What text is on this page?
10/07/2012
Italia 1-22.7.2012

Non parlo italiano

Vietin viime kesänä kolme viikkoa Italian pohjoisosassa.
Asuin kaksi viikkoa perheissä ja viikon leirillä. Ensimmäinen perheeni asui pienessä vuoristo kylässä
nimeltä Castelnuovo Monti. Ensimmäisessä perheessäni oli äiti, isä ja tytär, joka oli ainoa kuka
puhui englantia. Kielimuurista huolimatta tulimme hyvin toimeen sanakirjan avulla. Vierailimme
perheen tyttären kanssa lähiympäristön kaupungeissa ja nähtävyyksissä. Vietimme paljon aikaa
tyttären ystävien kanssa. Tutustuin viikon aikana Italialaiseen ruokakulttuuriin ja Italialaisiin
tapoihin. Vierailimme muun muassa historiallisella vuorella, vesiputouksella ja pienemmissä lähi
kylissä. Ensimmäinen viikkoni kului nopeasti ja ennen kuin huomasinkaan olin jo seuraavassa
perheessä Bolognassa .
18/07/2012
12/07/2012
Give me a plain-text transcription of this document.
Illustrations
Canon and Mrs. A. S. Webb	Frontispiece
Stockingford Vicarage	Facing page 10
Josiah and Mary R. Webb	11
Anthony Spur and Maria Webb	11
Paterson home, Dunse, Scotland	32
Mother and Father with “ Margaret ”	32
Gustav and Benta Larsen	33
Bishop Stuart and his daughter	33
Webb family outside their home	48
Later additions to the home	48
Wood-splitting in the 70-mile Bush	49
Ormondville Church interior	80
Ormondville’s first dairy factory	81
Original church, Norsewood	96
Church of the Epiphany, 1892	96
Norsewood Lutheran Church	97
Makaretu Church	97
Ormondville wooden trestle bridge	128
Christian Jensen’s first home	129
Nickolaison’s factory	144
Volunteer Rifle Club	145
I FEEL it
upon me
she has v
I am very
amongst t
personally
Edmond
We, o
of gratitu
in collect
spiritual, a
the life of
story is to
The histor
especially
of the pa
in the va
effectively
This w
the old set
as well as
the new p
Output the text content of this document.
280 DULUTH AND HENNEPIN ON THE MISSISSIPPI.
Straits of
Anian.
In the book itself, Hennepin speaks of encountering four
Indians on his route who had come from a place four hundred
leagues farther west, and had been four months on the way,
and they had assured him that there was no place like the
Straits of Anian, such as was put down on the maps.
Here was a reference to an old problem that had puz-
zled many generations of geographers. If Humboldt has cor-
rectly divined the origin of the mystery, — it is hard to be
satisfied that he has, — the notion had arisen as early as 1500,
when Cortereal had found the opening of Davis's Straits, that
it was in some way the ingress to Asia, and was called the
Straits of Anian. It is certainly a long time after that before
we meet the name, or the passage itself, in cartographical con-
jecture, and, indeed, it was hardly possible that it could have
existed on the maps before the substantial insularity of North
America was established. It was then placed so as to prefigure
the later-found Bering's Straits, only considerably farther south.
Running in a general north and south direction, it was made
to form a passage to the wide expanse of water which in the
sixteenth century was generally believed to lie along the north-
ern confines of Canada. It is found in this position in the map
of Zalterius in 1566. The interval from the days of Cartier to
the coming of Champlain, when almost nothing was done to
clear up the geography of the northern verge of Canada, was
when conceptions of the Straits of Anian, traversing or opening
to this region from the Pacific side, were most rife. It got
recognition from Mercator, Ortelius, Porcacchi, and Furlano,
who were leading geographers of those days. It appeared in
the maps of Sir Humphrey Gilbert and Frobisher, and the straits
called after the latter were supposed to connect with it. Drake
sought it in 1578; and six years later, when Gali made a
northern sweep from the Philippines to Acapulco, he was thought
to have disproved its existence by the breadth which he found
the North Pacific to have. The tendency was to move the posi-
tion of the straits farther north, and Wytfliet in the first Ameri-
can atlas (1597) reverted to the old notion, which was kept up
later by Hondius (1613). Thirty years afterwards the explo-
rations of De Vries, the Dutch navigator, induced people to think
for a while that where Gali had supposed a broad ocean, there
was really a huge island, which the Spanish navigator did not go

### [Instructions for the task]
In the listing, find every line containing the word "opening" and list it.

### [Problem solution]
when Cortereal had found the opening of Davis's Straits, that
when conceptions of the Straits of Anian, traversing or opening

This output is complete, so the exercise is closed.